◆ **Text excerpt**:
------------------------------

- Producer: Finish Line Games
- Artist: slipknot
- Platforms: Windows, PlayStation 4, Xbox One
- Release: Windows, PlayStation 4; December 1, 2016; Xbox One; September 12, 2017;
- Genre: Adventure game
- Mode: Single-player

= Maize (video game) =

2016 video game

Maize is a video game by Finish Line Games in Toronto. It was released on December 1, 2016.

==Gameplay==

GameSpot says the game is an "absurdist" game based on Monty Python and X-Files humor. It tells the story of sentient corn created by government scientists who misinterpreted a memo.

During gameplay, players encounter talking objects and solve puzzles. It takes place at an abandoned farm, nearby an active underground research facility. The game also requires you to collect pieces of information.

==Release==

Toronto-based studio Finish Line Games worked on it, after they had made Cel Damage HD. A trailer came out in May 2016. It later came out for PC in the fall. It was released on December 1, 2016.
==Plot==
The player-character wakes up and sees three living cornstalks running away. Through various collectible items, such as an unusable English muffin, the player then unlocks a large facility door, and is warned by the speaking corn to "watch out for their brother".

------------------------------

◆ **Source material**:
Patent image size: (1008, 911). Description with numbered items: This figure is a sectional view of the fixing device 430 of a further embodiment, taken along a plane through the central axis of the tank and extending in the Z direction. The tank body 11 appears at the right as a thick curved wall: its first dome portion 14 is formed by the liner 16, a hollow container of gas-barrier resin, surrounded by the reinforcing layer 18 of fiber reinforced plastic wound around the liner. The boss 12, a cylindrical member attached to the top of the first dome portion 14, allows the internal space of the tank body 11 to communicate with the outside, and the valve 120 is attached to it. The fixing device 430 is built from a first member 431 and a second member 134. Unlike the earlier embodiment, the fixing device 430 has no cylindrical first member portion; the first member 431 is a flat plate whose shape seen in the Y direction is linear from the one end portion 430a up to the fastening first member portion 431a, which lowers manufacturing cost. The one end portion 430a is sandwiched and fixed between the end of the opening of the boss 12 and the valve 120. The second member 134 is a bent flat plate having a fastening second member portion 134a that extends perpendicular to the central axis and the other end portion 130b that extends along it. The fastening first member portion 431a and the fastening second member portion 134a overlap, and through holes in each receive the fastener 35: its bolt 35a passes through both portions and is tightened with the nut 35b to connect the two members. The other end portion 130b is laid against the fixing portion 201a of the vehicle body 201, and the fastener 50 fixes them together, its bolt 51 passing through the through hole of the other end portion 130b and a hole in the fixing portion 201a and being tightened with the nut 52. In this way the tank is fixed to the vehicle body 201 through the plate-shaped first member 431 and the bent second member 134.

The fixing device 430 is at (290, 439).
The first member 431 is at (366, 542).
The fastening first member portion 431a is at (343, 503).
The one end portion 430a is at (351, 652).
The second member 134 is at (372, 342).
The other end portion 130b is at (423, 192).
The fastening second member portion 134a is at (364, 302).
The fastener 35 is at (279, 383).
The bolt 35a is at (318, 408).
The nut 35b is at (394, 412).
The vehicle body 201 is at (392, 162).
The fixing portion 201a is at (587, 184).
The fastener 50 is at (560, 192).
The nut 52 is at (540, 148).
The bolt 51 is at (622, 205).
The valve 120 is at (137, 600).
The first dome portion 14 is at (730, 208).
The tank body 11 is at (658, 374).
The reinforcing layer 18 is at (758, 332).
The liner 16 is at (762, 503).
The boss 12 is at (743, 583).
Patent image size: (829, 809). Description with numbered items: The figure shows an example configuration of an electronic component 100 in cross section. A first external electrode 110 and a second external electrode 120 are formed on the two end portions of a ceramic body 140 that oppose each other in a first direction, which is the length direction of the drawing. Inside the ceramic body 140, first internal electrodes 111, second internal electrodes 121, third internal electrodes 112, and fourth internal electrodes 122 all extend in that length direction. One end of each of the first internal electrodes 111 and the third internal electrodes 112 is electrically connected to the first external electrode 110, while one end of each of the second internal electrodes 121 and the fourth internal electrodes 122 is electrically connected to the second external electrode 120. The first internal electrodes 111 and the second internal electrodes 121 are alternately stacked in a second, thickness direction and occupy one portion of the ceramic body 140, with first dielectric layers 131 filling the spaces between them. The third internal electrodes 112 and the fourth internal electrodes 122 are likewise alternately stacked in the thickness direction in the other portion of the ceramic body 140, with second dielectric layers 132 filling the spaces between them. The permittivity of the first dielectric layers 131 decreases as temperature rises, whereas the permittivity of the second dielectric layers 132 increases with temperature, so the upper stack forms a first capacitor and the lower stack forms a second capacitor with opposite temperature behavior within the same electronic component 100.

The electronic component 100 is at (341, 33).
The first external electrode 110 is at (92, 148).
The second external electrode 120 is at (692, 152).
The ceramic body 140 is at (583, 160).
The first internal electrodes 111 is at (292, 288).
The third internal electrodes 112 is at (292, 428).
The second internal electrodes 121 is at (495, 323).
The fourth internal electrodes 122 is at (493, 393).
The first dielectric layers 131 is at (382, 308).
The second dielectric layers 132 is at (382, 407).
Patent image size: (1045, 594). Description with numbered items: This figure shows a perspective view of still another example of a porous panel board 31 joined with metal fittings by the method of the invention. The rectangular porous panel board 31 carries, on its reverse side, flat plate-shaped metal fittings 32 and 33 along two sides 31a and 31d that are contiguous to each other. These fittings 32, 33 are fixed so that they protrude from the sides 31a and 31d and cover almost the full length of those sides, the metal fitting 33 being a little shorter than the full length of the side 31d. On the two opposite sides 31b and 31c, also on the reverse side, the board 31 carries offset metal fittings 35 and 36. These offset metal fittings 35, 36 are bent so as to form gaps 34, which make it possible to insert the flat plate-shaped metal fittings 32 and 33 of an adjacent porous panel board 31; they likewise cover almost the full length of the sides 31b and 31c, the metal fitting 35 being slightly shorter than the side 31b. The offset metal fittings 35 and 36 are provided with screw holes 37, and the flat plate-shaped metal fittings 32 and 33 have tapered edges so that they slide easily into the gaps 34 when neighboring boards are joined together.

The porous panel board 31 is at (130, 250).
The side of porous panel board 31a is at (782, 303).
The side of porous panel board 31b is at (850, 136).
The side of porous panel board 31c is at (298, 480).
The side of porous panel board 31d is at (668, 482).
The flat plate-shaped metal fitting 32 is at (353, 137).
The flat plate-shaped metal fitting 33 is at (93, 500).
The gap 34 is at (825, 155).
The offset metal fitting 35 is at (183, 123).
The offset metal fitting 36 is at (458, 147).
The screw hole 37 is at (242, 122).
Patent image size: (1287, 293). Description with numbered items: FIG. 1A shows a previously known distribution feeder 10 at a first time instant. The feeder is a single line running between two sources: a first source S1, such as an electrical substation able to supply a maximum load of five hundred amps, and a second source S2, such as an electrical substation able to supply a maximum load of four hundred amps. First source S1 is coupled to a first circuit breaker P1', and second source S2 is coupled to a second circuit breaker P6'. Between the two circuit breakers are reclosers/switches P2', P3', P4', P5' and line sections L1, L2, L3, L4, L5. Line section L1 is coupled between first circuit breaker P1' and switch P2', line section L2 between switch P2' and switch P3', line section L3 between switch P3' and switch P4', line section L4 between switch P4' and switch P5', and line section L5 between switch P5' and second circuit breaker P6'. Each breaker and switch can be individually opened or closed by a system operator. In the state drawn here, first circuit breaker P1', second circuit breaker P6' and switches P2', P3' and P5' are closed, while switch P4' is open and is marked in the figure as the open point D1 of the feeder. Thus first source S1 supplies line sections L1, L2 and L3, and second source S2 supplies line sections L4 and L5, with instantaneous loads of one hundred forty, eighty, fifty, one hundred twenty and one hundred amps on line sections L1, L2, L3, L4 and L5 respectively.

------------------------------

◆ **Exercise goal**:
Please rewrite the Maize article starting with "2016 video game" and going on through "fall. It was released on December 1, 2016.", changing "abandoned farm" to "deserted farm". The material comes from a separate source.

◆ **Task output**:
2016 video game

Maize is a video game by Finish Line Games in Toronto. It was released on December 1, 2016.

==Gameplay==

GameSpot says the game is an "absurdist" game based on Monty Python and X-Files humor. It tells the story of sentient corn created by government scientists who misinterpreted a memo.

During gameplay, players encounter talking objects and solve puzzles. It takes place at an deserted farm, nearby an active underground research facility. The game also requires you to collect pieces of information.

==Release==

Toronto-based studio Finish Line Games worked on it, after they had made Cel Damage HD. A trailer came out in May 2016. It later came out for PC in the fall. It was released on December 1, 2016.